> TASK MATERIAL:

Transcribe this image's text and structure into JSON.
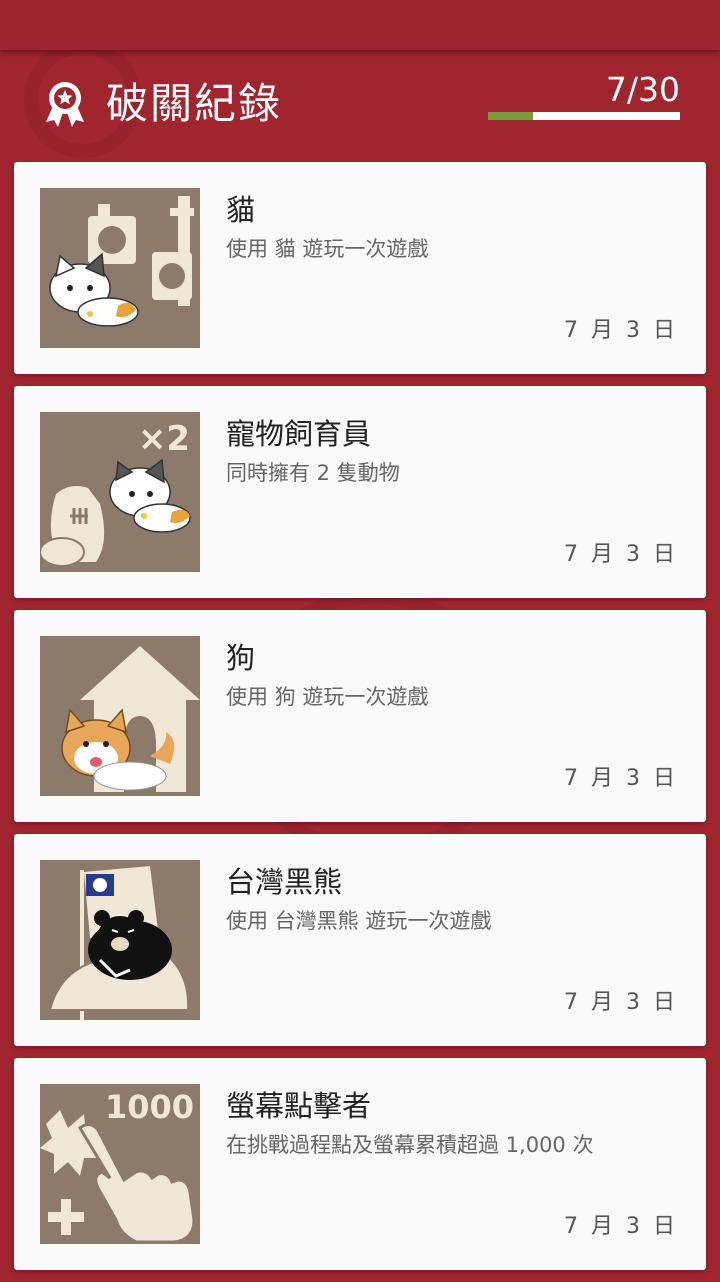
{
  "header": {
    "title": "破關紀錄",
    "counter": "7/30",
    "progress_fraction": 0.233,
    "icon": "award-ribbon-icon"
  },
  "colors": {
    "background": "#a1252f",
    "card": "#fafafa",
    "thumb_bg": "#8c7b6b",
    "progress_fill": "#7a9a3d"
  },
  "achievements": [
    {
      "title": "貓",
      "desc": "使用 貓 遊玩一次遊戲",
      "date": "7 月 3 日",
      "icon": "cat-icon"
    },
    {
      "title": "寵物飼育員",
      "desc": "同時擁有 2 隻動物",
      "date": "7 月 3 日",
      "icon": "pet-x2-icon"
    },
    {
      "title": "狗",
      "desc": "使用 狗 遊玩一次遊戲",
      "date": "7 月 3 日",
      "icon": "dog-icon"
    },
    {
      "title": "台灣黑熊",
      "desc": "使用 台灣黑熊 遊玩一次遊戲",
      "date": "7 月 3 日",
      "icon": "black-bear-icon"
    },
    {
      "title": "螢幕點擊者",
      "desc": "在挑戰過程點及螢幕累積超過 1,000 次",
      "date": "7 月 3 日",
      "icon": "tap-1000-icon"
    }
  ],
  "thumb_labels": {
    "pet": "×2",
    "tap": "1000"
  }
}
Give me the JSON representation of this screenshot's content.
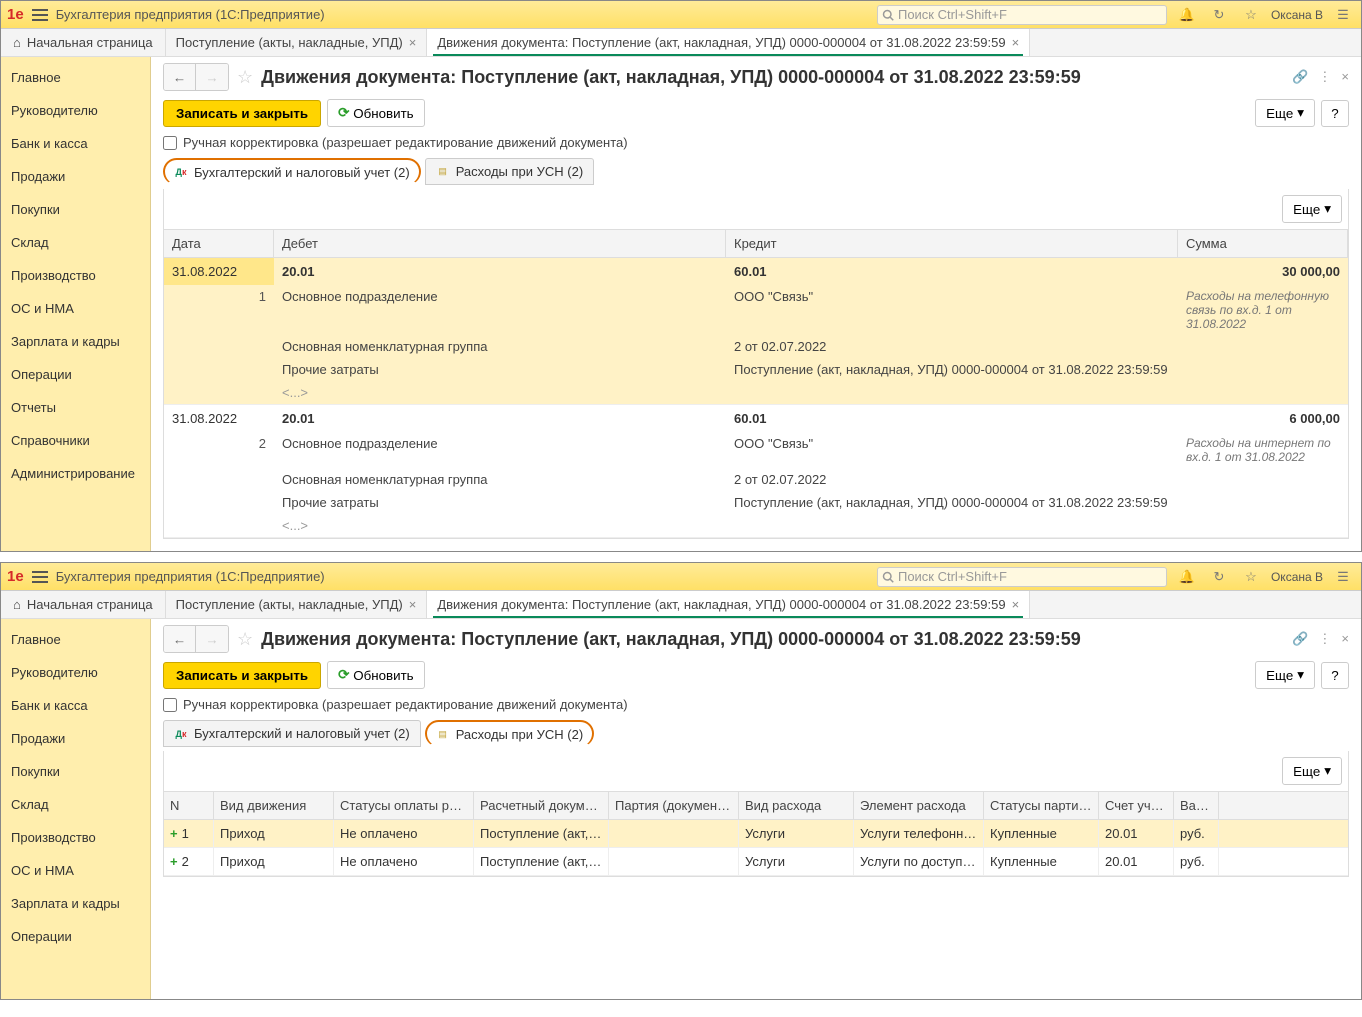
{
  "app": {
    "title": "Бухгалтерия предприятия  (1С:Предприятие)",
    "search_placeholder": "Поиск Ctrl+Shift+F",
    "user": "Оксана В"
  },
  "tabs": {
    "home": "Начальная страница",
    "t1": "Поступление (акты, накладные, УПД)",
    "t2": "Движения документа: Поступление (акт, накладная, УПД) 0000-000004 от 31.08.2022 23:59:59"
  },
  "sidebar": {
    "items": [
      "Главное",
      "Руководителю",
      "Банк и касса",
      "Продажи",
      "Покупки",
      "Склад",
      "Производство",
      "ОС и НМА",
      "Зарплата и кадры",
      "Операции",
      "Отчеты",
      "Справочники",
      "Администрирование"
    ]
  },
  "page": {
    "title": "Движения документа: Поступление (акт, накладная, УПД) 0000-000004 от 31.08.2022 23:59:59",
    "save_close": "Записать и закрыть",
    "refresh": "Обновить",
    "more": "Еще",
    "help": "?",
    "manual_edit": "Ручная корректировка (разрешает редактирование движений документа)",
    "tab_acc": "Бухгалтерский и налоговый учет (2)",
    "tab_usn": "Расходы при УСН (2)"
  },
  "grid": {
    "headers": {
      "date": "Дата",
      "debit": "Дебет",
      "credit": "Кредит",
      "sum": "Сумма"
    },
    "entries": [
      {
        "date": "31.08.2022",
        "num": "1",
        "debit_acc": "20.01",
        "credit_acc": "60.01",
        "sum": "30 000,00",
        "desc": "Расходы на телефонную связь по вх.д. 1 от 31.08.2022",
        "lines": [
          {
            "d": "Основное подразделение",
            "c": "ООО \"Связь\""
          },
          {
            "d": "Основная номенклатурная группа",
            "c": "2 от 02.07.2022"
          },
          {
            "d": "Прочие затраты",
            "c": "Поступление (акт, накладная, УПД) 0000-000004 от 31.08.2022 23:59:59"
          },
          {
            "d": "<...>",
            "c": ""
          }
        ]
      },
      {
        "date": "31.08.2022",
        "num": "2",
        "debit_acc": "20.01",
        "credit_acc": "60.01",
        "sum": "6 000,00",
        "desc": "Расходы на интернет по вх.д. 1 от 31.08.2022",
        "lines": [
          {
            "d": "Основное подразделение",
            "c": "ООО \"Связь\""
          },
          {
            "d": "Основная номенклатурная группа",
            "c": "2 от 02.07.2022"
          },
          {
            "d": "Прочие затраты",
            "c": "Поступление (акт, накладная, УПД) 0000-000004 от 31.08.2022 23:59:59"
          },
          {
            "d": "<...>",
            "c": ""
          }
        ]
      }
    ]
  },
  "grid2": {
    "headers": {
      "n": "N",
      "kind": "Вид движения",
      "stat": "Статусы оплаты рас...",
      "doc": "Расчетный документ",
      "party": "Партия (документ ...",
      "vras": "Вид расхода",
      "elras": "Элемент расхода",
      "stp": "Статусы партий ...",
      "acc": "Счет учета",
      "cur": "Вал..."
    },
    "rows": [
      {
        "n": "1",
        "kind": "Приход",
        "stat": "Не оплачено",
        "doc": "Поступление (акт, ...",
        "party": "",
        "vras": "Услуги",
        "elras": "Услуги телефонно...",
        "stp": "Купленные",
        "acc": "20.01",
        "cur": "руб."
      },
      {
        "n": "2",
        "kind": "Приход",
        "stat": "Не оплачено",
        "doc": "Поступление (акт, ...",
        "party": "",
        "vras": "Услуги",
        "elras": "Услуги по доступу...",
        "stp": "Купленные",
        "acc": "20.01",
        "cur": "руб."
      }
    ]
  }
}
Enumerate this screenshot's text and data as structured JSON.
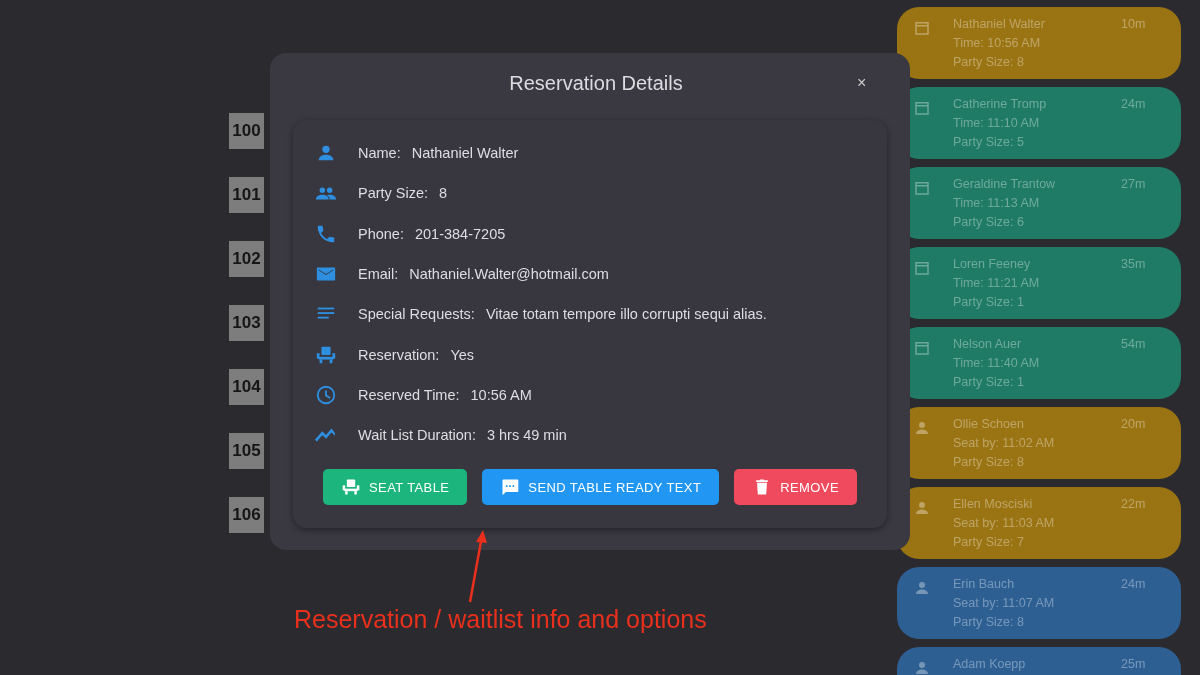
{
  "tables": [
    {
      "label": "100"
    },
    {
      "label": "101"
    },
    {
      "label": "102"
    },
    {
      "label": "103"
    },
    {
      "label": "104"
    },
    {
      "label": "105"
    },
    {
      "label": "106"
    }
  ],
  "dialog": {
    "title": "Reservation Details",
    "close": "×",
    "fields": [
      {
        "kind": "name",
        "label": "Name:",
        "value": "Nathaniel Walter"
      },
      {
        "kind": "party",
        "label": "Party Size:",
        "value": "8"
      },
      {
        "kind": "phone",
        "label": "Phone:",
        "value": "201-384-7205"
      },
      {
        "kind": "email",
        "label": "Email:",
        "value": "Nathaniel.Walter@hotmail.com"
      },
      {
        "kind": "requests",
        "label": "Special Requests:",
        "value": "Vitae totam tempore illo corrupti sequi alias."
      },
      {
        "kind": "reservation",
        "label": "Reservation:",
        "value": "Yes"
      },
      {
        "kind": "time",
        "label": "Reserved Time:",
        "value": "10:56 AM"
      },
      {
        "kind": "duration",
        "label": "Wait List Duration:",
        "value": "3 hrs 49 min"
      }
    ],
    "buttons": [
      {
        "kind": "seat",
        "label": "SEAT TABLE"
      },
      {
        "kind": "text",
        "label": "SEND TABLE READY TEXT"
      },
      {
        "kind": "remove",
        "label": "REMOVE"
      }
    ]
  },
  "queue": [
    {
      "kind": "reservation",
      "color": "#9a7413",
      "name": "Nathaniel Walter",
      "elapsed": "10m",
      "time": "Time: 10:56 AM",
      "party": "Party Size: 8"
    },
    {
      "kind": "reservation",
      "color": "#1f7a66",
      "name": "Catherine Tromp",
      "elapsed": "24m",
      "time": "Time: 11:10 AM",
      "party": "Party Size: 5"
    },
    {
      "kind": "reservation",
      "color": "#1f7a66",
      "name": "Geraldine Trantow",
      "elapsed": "27m",
      "time": "Time: 11:13 AM",
      "party": "Party Size: 6"
    },
    {
      "kind": "reservation",
      "color": "#1f7a66",
      "name": "Loren Feeney",
      "elapsed": "35m",
      "time": "Time: 11:21 AM",
      "party": "Party Size: 1"
    },
    {
      "kind": "reservation",
      "color": "#1f7a66",
      "name": "Nelson Auer",
      "elapsed": "54m",
      "time": "Time: 11:40 AM",
      "party": "Party Size: 1"
    },
    {
      "kind": "waitlist",
      "color": "#9a7413",
      "name": "Ollie Schoen",
      "elapsed": "20m",
      "time": "Seat by: 11:02 AM",
      "party": "Party Size: 8"
    },
    {
      "kind": "waitlist",
      "color": "#9a7413",
      "name": "Ellen Mosciski",
      "elapsed": "22m",
      "time": "Seat by: 11:03 AM",
      "party": "Party Size: 7"
    },
    {
      "kind": "waitlist",
      "color": "#2d5f93",
      "name": "Erin Bauch",
      "elapsed": "24m",
      "time": "Seat by: 11:07 AM",
      "party": "Party Size: 8"
    },
    {
      "kind": "waitlist",
      "color": "#2d5f93",
      "name": "Adam Koepp",
      "elapsed": "25m"
    }
  ],
  "annotation": {
    "text": "Reservation / waitlist info and options"
  }
}
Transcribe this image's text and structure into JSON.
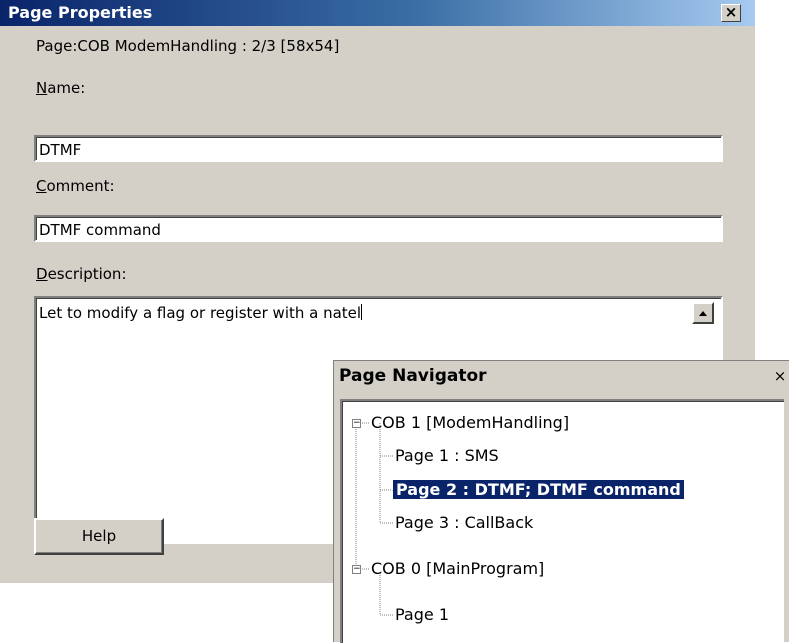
{
  "page_properties": {
    "title": "Page Properties",
    "close_glyph": "×",
    "info": "Page:COB ModemHandling : 2/3 [58x54]",
    "name_label_mnemonic": "N",
    "name_label_rest": "ame:",
    "name_value": "DTMF",
    "comment_label_mnemonic": "C",
    "comment_label_rest": "omment:",
    "comment_value": "DTMF command",
    "description_label_mnemonic": "D",
    "description_label_rest": "escription:",
    "description_value": "Let to modify a flag or register with a natel",
    "help_button": "Help"
  },
  "page_navigator": {
    "title": "Page Navigator",
    "close_glyph": "×",
    "tree": [
      {
        "label": "COB 1 [ModemHandling]",
        "expanded": true,
        "children": [
          {
            "label": "Page 1 : SMS",
            "selected": false
          },
          {
            "label": "Page 2 : DTMF; DTMF command",
            "selected": true
          },
          {
            "label": "Page 3 : CallBack",
            "selected": false
          }
        ]
      },
      {
        "label": "COB 0 [MainProgram]",
        "expanded": true,
        "children": [
          {
            "label": "Page 1",
            "selected": false
          }
        ]
      }
    ],
    "expander_glyph": "−"
  },
  "colors": {
    "title_active": "#0a246a",
    "face": "#d4d0c8",
    "selection": "#0a246a"
  }
}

> WHAT IS ASKED: Search the lines for the string "elapsed" and copy every line that has it.

> REPLY:
      "elapsed": "10m",
      "elapsed": "24m",
      "elapsed": "27m",
      "elapsed": "35m",
      "elapsed": "54m",
      "elapsed": "20m",
      "elapsed": "22m",
      "elapsed": "24m",
      "elapsed": "25m"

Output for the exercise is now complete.